Requirements: Every record must be transcribed in its entirety, apart from the images, which are to be omitted.
--- Begin Data records ---
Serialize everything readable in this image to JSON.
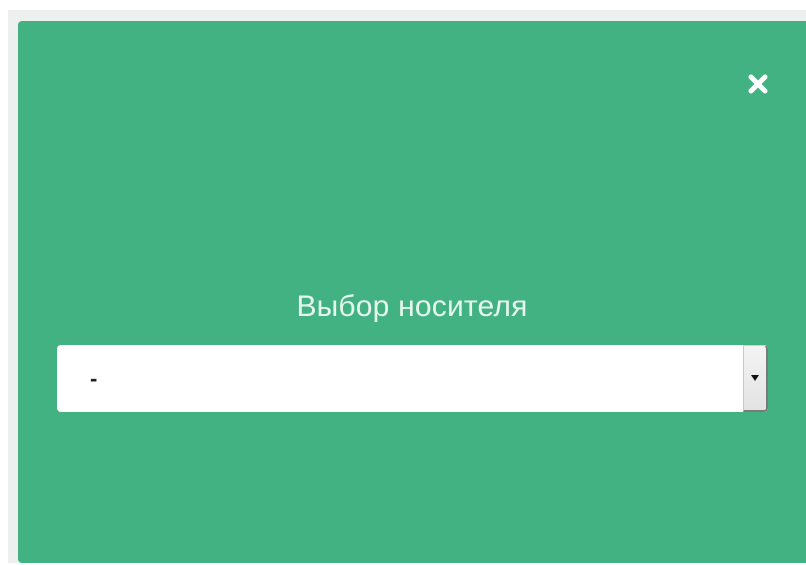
{
  "dialog": {
    "title": "Выбор носителя",
    "close_icon": "close-icon",
    "select": {
      "value": "-",
      "arrow_icon": "chevron-down-icon"
    }
  },
  "colors": {
    "dialog_background": "#43b282",
    "title_text": "#e6f6ee",
    "select_background": "#ffffff"
  }
}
--- End Data records ---
Task result:
Serialize everything readable in this image to JSON.
{
  "dialog": {
    "title": "Выбор носителя",
    "close_icon": "close-icon",
    "select": {
      "value": "-",
      "arrow_icon": "chevron-down-icon"
    }
  },
  "colors": {
    "dialog_background": "#43b282",
    "title_text": "#e6f6ee",
    "select_background": "#ffffff"
  }
}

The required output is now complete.